_Task brief_
Copy the lines of the entries below from the line with "predicted-star-point <box>492 470" up to and including the line with "measurement-point <box>592 113 599 119</box>", keeping each one unchanged.

_Given data_

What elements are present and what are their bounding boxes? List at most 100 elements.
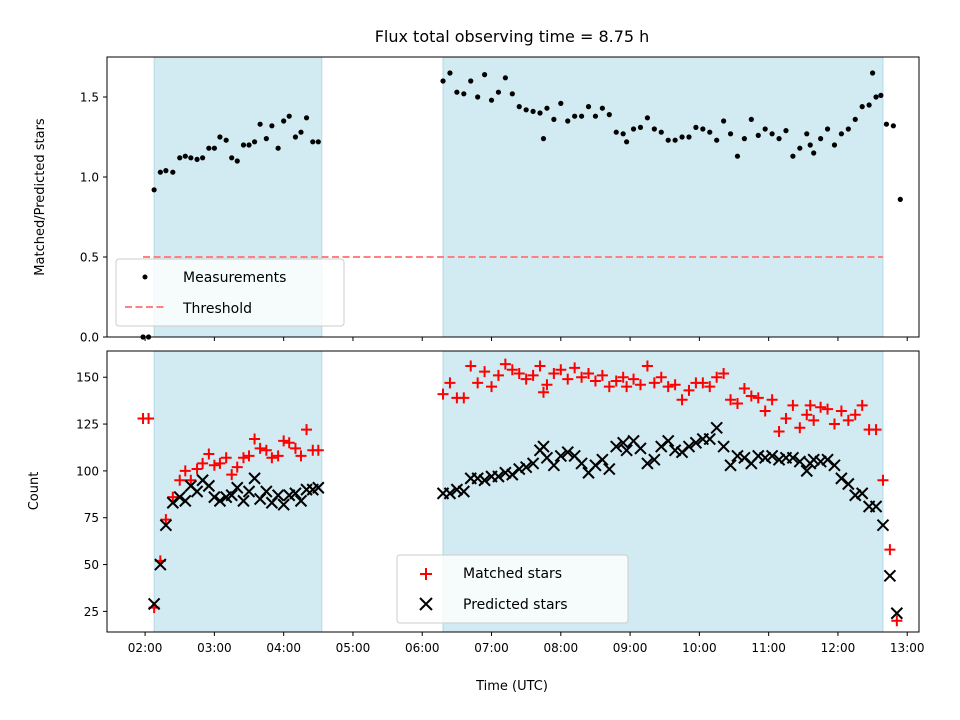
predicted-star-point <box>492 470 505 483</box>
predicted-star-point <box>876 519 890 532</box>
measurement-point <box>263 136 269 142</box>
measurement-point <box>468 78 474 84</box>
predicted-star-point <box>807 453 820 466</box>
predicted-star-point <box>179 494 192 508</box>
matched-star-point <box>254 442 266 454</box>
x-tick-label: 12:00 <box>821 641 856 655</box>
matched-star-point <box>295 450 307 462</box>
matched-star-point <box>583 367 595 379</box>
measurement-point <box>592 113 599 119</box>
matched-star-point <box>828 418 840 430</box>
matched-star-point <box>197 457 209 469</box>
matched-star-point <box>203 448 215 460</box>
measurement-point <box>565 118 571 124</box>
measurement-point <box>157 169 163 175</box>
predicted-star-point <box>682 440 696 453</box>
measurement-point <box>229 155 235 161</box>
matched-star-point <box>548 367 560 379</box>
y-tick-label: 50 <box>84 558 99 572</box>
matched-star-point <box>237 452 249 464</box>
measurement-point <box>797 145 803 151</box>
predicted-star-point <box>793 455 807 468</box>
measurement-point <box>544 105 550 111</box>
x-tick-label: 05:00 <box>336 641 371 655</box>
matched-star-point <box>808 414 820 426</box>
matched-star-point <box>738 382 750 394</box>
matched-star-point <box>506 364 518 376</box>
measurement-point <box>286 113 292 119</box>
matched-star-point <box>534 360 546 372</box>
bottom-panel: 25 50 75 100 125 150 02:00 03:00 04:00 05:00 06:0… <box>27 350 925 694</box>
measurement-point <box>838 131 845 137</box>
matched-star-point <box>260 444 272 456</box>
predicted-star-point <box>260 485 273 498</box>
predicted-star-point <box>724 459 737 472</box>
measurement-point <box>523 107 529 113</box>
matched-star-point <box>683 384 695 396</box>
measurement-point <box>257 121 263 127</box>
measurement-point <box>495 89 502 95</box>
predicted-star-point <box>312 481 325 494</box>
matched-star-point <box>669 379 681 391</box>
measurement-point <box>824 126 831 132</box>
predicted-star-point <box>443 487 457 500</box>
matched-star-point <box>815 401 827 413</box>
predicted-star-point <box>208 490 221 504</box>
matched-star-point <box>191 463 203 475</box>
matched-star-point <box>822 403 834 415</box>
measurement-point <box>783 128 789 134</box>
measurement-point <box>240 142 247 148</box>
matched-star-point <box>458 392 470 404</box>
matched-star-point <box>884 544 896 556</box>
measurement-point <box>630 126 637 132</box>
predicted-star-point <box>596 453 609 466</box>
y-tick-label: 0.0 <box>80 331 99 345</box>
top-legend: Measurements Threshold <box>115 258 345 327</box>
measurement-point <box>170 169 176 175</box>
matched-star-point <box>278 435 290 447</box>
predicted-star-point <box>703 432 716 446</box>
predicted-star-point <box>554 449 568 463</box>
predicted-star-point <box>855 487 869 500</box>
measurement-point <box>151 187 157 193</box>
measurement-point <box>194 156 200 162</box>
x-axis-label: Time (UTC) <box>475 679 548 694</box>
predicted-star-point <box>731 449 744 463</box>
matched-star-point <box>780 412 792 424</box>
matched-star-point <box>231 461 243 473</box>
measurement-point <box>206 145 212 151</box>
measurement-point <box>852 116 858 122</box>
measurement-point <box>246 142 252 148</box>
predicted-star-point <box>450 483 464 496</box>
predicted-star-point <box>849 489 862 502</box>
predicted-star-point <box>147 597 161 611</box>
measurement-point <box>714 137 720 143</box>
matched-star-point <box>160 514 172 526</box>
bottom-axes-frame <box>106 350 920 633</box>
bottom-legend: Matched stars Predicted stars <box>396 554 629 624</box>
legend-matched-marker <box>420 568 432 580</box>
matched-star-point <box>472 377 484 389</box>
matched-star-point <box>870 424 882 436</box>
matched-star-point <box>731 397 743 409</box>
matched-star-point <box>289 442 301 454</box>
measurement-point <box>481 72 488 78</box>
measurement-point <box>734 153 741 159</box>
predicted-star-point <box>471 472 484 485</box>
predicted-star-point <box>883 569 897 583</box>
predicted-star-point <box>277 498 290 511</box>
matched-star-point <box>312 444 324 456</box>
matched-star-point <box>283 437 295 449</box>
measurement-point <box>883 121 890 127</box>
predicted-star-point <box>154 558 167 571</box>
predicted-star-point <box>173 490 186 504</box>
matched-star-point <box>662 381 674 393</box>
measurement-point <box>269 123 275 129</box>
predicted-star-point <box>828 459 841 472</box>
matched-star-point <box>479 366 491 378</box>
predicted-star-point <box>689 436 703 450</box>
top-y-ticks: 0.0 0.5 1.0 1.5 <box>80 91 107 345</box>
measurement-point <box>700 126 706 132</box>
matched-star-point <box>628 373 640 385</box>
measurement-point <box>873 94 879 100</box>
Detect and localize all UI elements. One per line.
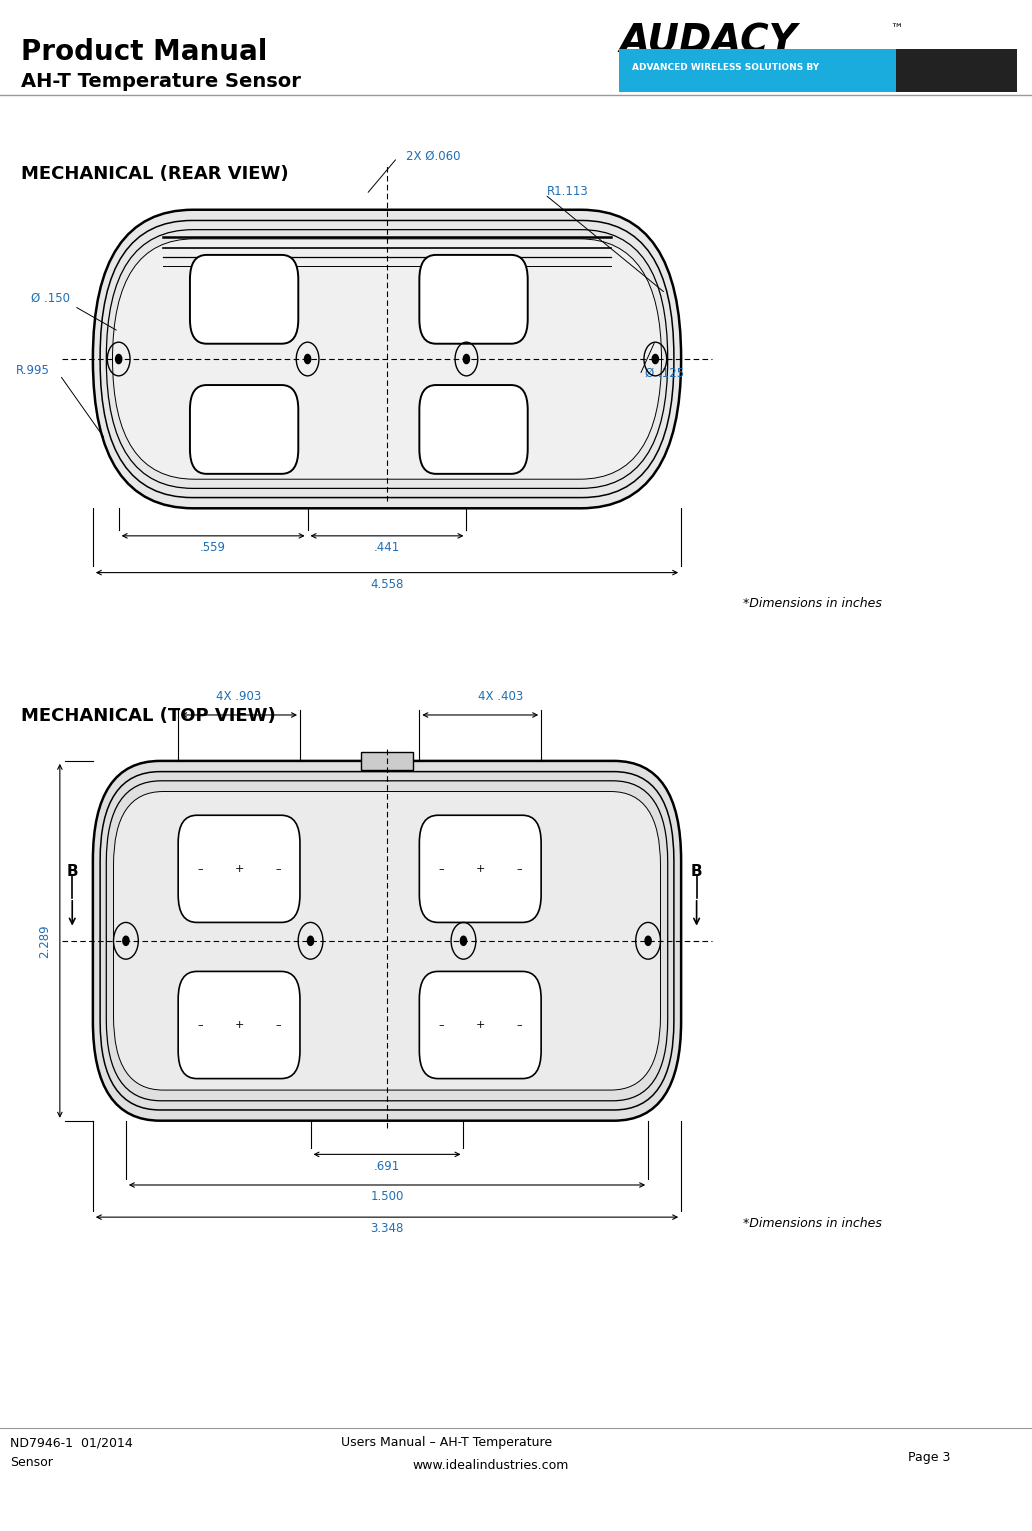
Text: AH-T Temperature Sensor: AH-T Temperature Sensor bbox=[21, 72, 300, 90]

_Full solution_
predicted-star-point <box>492 470 505 483</box>
predicted-star-point <box>876 519 890 532</box>
measurement-point <box>263 136 269 142</box>
measurement-point <box>468 78 474 84</box>
predicted-star-point <box>807 453 820 466</box>
predicted-star-point <box>179 494 192 508</box>
matched-star-point <box>254 442 266 454</box>
x-tick-label: 12:00 <box>821 641 856 655</box>
matched-star-point <box>295 450 307 462</box>
matched-star-point <box>583 367 595 379</box>
measurement-point <box>592 113 599 119</box>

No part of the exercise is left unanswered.